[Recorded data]
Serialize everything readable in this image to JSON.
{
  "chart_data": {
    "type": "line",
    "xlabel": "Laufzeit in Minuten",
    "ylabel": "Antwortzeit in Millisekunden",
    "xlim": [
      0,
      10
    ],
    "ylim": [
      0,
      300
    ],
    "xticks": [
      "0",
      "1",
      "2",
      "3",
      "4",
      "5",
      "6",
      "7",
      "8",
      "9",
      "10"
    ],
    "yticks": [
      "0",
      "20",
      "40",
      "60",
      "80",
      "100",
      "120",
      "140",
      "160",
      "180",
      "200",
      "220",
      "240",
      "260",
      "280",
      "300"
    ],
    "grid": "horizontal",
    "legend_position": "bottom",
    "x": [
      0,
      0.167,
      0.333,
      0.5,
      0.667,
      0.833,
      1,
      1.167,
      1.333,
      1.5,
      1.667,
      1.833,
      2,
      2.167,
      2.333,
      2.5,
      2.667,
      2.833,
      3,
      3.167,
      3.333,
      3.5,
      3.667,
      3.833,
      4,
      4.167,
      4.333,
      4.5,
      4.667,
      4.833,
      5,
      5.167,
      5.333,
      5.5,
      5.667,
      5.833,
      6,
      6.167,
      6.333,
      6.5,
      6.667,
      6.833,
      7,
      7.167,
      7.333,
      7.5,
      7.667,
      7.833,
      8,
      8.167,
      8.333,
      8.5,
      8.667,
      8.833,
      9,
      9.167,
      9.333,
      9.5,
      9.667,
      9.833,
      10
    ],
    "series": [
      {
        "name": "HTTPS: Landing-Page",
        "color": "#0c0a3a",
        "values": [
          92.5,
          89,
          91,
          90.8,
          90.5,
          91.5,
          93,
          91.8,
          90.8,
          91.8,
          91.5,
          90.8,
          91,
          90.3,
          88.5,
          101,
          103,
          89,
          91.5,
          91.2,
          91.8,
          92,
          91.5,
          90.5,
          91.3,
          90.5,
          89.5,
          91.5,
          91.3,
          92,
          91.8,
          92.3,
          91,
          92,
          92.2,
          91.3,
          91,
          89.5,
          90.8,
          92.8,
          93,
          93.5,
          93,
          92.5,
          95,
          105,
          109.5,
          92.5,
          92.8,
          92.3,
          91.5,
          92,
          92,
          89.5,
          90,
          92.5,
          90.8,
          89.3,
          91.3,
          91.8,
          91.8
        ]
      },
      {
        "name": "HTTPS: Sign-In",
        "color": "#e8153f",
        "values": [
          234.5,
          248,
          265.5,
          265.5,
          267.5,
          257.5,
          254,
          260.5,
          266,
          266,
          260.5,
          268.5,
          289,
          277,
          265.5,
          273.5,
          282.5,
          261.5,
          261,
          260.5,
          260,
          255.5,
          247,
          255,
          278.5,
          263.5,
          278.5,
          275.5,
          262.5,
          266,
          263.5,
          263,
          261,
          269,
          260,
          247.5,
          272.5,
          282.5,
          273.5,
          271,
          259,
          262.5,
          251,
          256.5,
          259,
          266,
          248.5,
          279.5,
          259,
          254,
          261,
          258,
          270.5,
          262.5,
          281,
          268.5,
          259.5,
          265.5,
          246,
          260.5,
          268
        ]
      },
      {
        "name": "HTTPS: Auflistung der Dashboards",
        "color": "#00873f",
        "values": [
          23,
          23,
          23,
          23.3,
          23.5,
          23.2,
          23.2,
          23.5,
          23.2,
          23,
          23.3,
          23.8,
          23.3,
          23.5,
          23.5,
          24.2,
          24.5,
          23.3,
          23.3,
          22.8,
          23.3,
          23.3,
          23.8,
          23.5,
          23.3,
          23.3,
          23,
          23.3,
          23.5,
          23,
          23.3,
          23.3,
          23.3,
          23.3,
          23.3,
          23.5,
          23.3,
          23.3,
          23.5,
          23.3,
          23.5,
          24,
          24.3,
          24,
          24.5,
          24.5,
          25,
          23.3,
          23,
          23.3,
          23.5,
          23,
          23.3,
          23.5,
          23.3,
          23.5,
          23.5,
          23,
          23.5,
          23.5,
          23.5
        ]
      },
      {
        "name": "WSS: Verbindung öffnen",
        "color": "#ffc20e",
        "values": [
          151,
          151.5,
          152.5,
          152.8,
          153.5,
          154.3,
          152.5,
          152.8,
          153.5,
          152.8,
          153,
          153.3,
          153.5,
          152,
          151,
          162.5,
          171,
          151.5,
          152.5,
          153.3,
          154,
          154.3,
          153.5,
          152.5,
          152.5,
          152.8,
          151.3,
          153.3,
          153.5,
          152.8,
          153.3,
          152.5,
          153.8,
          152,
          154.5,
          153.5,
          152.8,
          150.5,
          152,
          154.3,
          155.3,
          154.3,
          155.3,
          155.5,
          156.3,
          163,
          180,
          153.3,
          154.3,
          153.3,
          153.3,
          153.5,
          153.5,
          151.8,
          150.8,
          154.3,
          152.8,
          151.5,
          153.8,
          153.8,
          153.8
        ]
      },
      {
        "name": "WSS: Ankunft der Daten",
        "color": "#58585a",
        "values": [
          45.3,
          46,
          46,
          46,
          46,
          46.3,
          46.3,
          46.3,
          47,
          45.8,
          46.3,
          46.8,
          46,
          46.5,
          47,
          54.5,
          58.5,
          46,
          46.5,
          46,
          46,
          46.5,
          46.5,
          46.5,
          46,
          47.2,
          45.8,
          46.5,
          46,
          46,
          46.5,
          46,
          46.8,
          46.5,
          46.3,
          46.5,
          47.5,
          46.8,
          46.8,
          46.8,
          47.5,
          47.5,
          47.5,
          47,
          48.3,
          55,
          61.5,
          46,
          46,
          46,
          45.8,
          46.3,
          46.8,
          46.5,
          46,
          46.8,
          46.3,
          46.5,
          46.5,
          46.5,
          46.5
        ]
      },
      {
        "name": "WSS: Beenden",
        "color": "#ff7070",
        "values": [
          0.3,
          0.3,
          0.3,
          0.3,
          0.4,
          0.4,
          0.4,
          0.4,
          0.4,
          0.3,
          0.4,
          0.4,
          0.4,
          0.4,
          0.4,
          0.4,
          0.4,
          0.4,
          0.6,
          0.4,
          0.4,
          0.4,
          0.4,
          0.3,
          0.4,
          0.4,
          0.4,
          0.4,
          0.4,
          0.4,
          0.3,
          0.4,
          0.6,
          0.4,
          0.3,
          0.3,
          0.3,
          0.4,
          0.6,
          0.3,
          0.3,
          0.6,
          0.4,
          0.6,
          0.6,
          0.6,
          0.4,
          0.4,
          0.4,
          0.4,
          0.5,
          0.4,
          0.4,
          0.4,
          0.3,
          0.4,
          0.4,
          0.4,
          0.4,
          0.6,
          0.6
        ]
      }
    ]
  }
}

* _JOB_
Pull out each line of the listing that holds the string "color".

* _WORKED ANSWER_
        "color": "#0c0a3a",
        "color": "#e8153f",
        "color": "#00873f",
        "color": "#ffc20e",
        "color": "#58585a",
        "color": "#ff7070",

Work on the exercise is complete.